• What you have to do
Restate the full set of records exactly, word for word.

________________________________________

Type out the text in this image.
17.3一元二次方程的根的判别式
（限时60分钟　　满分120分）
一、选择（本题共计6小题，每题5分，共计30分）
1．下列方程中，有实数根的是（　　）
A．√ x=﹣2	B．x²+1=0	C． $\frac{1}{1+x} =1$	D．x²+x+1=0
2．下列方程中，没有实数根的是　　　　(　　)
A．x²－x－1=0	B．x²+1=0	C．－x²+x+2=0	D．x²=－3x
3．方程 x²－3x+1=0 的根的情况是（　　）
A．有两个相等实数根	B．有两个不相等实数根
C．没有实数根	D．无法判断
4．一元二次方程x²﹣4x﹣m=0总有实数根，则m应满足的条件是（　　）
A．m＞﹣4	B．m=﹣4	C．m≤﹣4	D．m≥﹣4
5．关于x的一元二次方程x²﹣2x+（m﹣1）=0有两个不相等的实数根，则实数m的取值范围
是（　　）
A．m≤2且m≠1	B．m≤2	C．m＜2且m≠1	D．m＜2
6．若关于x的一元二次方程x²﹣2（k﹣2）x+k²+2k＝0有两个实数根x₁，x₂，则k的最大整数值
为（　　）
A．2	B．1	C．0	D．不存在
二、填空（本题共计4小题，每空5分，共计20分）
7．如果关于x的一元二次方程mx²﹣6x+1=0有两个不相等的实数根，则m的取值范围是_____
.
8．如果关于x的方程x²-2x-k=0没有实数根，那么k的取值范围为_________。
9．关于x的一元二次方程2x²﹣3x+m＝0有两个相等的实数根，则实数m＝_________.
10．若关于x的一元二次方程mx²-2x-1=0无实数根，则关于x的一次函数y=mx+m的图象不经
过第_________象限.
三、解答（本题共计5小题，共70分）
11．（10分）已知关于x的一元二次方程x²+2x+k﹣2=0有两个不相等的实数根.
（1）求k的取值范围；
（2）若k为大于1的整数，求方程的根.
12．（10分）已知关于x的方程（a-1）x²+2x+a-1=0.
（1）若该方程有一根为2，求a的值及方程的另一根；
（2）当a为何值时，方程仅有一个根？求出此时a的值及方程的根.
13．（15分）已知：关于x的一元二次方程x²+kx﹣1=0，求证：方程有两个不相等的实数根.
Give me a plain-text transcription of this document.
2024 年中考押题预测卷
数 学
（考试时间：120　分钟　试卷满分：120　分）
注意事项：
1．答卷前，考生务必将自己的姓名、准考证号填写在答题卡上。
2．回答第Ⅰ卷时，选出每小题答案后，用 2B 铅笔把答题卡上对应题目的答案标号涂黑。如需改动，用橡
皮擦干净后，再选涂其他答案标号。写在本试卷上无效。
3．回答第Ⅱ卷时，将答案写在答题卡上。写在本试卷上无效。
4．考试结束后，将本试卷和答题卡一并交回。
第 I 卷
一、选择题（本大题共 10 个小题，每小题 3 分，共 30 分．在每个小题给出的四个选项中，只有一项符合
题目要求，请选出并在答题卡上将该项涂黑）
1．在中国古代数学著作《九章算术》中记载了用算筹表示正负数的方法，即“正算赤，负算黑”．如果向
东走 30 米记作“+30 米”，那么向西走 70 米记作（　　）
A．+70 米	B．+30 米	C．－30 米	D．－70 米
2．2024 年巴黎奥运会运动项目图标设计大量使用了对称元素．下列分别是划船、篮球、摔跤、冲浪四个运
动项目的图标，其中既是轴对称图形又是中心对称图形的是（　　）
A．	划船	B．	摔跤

________________________________________

• Solution for this problem
Type out the text in this image.
17.3一元二次方程的根的判别式
（限时60分钟　　满分120分）
一、选择（本题共计6小题，每题5分，共计30分）
1．下列方程中，有实数根的是（　　）
A．√ x=﹣2	B．x²+1=0	C． $\frac{1}{1+x} =1$	D．x²+x+1=0
2．下列方程中，没有实数根的是　　　　(　　)
A．x²－x－1=0	B．x²+1=0	C．－x²+x+2=0	D．x²=－3x
3．方程 x²－3x+1=0 的根的情况是（　　）
A．有两个相等实数根	B．有两个不相等实数根
C．没有实数根	D．无法判断
4．一元二次方程x²﹣4x﹣m=0总有实数根，则m应满足的条件是（　　）
A．m＞﹣4	B．m=﹣4	C．m≤﹣4	D．m≥﹣4
5．关于x的一元二次方程x²﹣2x+（m﹣1）=0有两个不相等的实数根，则实数m的取值范围
是（　　）
A．m≤2且m≠1	B．m≤2	C．m＜2且m≠1	D．m＜2
6．若关于x的一元二次方程x²﹣2（k﹣2）x+k²+2k＝0有两个实数根x₁，x₂，则k的最大整数值
为（　　）
A．2	B．1	C．0	D．不存在
二、填空（本题共计4小题，每空5分，共计20分）
7．如果关于x的一元二次方程mx²﹣6x+1=0有两个不相等的实数根，则m的取值范围是_____
.
8．如果关于x的方程x²-2x-k=0没有实数根，那么k的取值范围为_________。
9．关于x的一元二次方程2x²﹣3x+m＝0有两个相等的实数根，则实数m＝_________.
10．若关于x的一元二次方程mx²-2x-1=0无实数根，则关于x的一次函数y=mx+m的图象不经
过第_________象限.
三、解答（本题共计5小题，共70分）
11．（10分）已知关于x的一元二次方程x²+2x+k﹣2=0有两个不相等的实数根.
（1）求k的取值范围；
（2）若k为大于1的整数，求方程的根.
12．（10分）已知关于x的方程（a-1）x²+2x+a-1=0.
（1）若该方程有一根为2，求a的值及方程的另一根；
（2）当a为何值时，方程仅有一个根？求出此时a的值及方程的根.
13．（15分）已知：关于x的一元二次方程x²+kx﹣1=0，求证：方程有两个不相等的实数根.
Give me a plain-text transcription of this document.
2024 年中考押题预测卷
数 学
（考试时间：120　分钟　试卷满分：120　分）
注意事项：
1．答卷前，考生务必将自己的姓名、准考证号填写在答题卡上。
2．回答第Ⅰ卷时，选出每小题答案后，用 2B 铅笔把答题卡上对应题目的答案标号涂黑。如需改动，用橡
皮擦干净后，再选涂其他答案标号。写在本试卷上无效。
3．回答第Ⅱ卷时，将答案写在答题卡上。写在本试卷上无效。
4．考试结束后，将本试卷和答题卡一并交回。
第 I 卷
一、选择题（本大题共 10 个小题，每小题 3 分，共 30 分．在每个小题给出的四个选项中，只有一项符合
题目要求，请选出并在答题卡上将该项涂黑）
1．在中国古代数学著作《九章算术》中记载了用算筹表示正负数的方法，即“正算赤，负算黑”．如果向
东走 30 米记作“+30 米”，那么向西走 70 米记作（　　）
A．+70 米	B．+30 米	C．－30 米	D．－70 米
2．2024 年巴黎奥运会运动项目图标设计大量使用了对称元素．下列分别是划船、篮球、摔跤、冲浪四个运
动项目的图标，其中既是轴对称图形又是中心对称图形的是（　　）
A．	划船	B．	摔跤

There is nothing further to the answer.